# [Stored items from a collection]
+ + +

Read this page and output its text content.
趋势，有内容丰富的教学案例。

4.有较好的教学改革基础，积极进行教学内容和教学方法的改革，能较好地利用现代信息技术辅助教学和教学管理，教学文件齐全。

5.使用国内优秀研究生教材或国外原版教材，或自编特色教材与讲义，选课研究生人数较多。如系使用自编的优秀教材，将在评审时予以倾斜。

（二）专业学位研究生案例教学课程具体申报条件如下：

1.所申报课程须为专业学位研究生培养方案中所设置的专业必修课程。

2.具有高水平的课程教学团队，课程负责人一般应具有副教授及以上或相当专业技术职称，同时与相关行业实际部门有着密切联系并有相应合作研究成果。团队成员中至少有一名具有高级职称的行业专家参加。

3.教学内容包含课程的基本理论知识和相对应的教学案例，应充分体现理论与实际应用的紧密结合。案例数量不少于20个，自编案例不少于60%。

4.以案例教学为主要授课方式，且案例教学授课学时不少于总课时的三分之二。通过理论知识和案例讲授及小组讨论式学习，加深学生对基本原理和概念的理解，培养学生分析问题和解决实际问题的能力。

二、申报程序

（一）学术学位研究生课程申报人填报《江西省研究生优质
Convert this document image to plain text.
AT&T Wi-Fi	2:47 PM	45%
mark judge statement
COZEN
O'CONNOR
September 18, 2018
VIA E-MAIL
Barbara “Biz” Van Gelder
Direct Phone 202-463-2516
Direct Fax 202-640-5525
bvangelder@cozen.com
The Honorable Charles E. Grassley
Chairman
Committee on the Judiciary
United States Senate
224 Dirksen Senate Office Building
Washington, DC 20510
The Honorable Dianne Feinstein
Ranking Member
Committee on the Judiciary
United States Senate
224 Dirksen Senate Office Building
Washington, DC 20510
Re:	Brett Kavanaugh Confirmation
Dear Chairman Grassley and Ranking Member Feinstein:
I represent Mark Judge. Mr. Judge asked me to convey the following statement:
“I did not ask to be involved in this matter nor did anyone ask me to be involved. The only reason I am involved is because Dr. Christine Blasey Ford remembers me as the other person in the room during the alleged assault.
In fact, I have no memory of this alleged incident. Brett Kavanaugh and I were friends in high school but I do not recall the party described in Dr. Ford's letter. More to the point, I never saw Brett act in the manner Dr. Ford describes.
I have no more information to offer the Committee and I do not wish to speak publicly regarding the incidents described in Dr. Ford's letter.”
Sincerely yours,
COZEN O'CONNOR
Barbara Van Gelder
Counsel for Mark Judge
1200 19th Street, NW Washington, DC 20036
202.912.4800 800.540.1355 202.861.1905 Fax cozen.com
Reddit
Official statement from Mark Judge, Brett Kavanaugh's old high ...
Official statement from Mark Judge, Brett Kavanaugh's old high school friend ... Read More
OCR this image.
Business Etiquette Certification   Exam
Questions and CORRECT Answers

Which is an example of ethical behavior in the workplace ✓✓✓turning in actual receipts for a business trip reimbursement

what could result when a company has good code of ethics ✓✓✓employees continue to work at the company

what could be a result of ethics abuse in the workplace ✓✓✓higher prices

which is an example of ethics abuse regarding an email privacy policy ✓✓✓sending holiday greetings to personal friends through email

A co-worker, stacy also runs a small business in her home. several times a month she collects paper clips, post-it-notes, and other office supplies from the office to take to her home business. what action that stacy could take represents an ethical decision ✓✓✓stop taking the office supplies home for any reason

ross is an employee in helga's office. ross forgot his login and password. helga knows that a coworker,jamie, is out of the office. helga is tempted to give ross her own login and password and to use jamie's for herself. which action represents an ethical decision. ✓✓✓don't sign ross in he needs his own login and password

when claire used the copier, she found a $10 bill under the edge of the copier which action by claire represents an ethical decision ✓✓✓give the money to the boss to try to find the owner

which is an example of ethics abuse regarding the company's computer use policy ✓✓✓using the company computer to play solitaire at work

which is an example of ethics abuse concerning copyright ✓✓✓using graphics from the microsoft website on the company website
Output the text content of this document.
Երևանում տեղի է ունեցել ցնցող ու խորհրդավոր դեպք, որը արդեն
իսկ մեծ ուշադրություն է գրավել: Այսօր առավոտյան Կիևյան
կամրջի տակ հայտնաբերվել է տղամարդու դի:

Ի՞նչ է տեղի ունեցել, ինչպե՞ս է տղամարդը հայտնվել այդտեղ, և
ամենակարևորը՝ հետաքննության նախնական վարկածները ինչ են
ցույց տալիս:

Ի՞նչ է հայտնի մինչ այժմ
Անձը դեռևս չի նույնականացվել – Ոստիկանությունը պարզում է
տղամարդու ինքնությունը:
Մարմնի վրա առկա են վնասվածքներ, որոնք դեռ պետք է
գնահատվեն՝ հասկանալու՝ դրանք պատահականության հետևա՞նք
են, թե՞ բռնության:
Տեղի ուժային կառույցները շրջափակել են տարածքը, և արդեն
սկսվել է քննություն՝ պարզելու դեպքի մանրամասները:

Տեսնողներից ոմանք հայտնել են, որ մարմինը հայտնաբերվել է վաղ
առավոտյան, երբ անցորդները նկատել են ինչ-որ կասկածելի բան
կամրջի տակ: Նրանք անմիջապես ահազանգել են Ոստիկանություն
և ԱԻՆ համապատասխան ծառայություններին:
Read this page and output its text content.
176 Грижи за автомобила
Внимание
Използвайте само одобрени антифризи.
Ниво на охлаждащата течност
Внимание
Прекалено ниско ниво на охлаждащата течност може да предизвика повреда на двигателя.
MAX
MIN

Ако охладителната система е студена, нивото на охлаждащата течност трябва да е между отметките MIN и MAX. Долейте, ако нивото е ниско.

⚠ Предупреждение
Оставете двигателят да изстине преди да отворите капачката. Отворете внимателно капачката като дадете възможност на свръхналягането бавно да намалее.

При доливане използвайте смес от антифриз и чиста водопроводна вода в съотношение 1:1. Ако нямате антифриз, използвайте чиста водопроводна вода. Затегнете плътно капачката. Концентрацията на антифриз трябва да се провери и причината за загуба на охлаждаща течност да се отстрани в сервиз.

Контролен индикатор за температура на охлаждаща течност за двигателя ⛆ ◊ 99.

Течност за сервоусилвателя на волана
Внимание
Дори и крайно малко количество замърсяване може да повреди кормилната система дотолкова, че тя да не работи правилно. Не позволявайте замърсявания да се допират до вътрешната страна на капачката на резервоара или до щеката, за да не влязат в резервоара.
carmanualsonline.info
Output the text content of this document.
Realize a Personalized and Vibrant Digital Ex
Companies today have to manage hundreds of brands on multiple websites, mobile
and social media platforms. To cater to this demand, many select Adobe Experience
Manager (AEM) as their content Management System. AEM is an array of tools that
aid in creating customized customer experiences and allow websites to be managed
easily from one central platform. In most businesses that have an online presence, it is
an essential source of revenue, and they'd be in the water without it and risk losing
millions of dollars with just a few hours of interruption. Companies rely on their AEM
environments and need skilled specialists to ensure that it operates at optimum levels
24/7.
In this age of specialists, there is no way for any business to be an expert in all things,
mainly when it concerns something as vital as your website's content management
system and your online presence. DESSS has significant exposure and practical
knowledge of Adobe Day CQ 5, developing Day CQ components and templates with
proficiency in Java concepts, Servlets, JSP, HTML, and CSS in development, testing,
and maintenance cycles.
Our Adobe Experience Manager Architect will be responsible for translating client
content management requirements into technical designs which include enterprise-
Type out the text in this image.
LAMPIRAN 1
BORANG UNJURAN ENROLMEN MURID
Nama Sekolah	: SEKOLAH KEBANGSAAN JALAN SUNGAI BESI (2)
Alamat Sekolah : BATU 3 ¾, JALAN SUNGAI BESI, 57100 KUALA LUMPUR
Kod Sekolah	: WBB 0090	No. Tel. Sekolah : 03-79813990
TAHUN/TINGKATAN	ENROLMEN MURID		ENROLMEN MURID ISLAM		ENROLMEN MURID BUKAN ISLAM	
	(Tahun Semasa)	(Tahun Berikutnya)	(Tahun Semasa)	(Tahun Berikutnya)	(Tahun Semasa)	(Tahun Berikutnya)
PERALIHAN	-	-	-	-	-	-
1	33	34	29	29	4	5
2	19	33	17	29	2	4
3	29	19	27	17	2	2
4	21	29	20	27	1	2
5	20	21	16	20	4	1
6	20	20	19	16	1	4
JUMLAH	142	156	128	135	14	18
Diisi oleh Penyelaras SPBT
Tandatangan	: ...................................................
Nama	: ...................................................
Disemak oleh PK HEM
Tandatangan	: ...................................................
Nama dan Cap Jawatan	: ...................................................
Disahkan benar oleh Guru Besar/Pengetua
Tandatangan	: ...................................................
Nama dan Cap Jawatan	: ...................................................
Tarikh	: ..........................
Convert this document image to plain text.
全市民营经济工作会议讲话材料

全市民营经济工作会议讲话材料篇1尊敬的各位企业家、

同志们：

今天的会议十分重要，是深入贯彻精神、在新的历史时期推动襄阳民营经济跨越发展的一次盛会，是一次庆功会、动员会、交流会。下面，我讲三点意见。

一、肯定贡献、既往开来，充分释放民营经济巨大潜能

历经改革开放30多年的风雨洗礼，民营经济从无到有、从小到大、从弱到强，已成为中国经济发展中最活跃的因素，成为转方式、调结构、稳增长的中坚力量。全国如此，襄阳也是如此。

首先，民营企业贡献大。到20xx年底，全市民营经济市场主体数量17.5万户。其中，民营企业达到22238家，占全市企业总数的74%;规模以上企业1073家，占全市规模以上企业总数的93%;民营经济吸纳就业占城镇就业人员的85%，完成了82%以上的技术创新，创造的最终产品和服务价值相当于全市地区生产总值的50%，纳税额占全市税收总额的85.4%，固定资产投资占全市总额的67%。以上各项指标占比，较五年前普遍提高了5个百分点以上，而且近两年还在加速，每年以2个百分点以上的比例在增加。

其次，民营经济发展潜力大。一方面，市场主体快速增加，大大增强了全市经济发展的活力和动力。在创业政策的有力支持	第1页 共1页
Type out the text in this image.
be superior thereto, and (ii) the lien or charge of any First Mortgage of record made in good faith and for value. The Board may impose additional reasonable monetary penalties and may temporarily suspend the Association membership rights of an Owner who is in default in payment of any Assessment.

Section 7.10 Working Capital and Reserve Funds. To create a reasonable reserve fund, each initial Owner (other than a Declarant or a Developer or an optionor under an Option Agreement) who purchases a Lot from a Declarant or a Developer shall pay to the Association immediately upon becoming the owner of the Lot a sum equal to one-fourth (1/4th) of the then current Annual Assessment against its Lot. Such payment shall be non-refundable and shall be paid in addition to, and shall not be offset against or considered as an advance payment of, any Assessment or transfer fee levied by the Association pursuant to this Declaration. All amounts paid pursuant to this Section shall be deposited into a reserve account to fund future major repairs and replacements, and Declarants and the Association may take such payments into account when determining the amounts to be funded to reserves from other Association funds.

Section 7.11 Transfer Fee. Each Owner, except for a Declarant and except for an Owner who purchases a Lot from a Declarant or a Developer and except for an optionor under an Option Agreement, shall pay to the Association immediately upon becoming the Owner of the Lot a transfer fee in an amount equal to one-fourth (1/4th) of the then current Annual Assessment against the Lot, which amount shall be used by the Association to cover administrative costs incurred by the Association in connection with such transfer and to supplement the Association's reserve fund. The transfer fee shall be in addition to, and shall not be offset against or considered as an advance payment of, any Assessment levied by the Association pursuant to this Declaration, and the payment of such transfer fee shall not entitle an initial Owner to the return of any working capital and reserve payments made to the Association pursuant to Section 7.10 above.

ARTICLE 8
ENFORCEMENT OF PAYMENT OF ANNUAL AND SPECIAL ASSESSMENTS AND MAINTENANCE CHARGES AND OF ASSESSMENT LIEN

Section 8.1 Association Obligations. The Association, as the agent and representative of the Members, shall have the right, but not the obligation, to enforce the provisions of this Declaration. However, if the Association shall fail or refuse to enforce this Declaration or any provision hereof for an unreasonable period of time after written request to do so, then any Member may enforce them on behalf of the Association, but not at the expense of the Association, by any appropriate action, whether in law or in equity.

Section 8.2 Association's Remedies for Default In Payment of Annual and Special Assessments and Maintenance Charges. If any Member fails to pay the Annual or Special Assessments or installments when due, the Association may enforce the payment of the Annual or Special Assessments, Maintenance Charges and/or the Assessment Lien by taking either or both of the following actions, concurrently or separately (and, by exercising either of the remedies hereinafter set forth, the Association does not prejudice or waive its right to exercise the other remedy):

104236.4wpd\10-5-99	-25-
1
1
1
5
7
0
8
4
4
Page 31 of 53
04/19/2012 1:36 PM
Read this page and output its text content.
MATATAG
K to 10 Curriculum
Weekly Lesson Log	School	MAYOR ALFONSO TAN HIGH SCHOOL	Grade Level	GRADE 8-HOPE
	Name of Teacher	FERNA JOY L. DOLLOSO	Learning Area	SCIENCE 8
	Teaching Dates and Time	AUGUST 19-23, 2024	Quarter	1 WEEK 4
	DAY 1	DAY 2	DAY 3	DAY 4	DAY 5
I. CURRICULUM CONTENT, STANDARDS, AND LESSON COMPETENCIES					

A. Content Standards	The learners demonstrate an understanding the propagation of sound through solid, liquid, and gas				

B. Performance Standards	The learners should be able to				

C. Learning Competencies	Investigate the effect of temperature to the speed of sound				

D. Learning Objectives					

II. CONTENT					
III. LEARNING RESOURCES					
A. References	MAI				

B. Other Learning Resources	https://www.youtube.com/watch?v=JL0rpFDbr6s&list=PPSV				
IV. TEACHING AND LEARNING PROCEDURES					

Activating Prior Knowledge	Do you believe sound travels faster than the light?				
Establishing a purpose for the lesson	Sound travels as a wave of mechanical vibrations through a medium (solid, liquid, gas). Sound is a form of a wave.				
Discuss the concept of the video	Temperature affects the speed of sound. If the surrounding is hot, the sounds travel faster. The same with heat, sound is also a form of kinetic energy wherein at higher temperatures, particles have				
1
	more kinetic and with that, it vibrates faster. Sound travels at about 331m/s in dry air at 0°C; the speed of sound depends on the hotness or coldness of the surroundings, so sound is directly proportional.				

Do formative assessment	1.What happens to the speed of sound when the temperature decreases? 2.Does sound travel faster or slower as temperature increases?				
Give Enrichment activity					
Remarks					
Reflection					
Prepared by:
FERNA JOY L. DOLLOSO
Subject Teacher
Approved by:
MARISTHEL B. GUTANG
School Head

+ + +

# [WHAT IS REQUIRED]
Select and copy every line of the material that holds the string "Honorable".

# [EXERCISE RESULT]
The Honorable Charles E. Grassley
The Honorable Dianne Feinstein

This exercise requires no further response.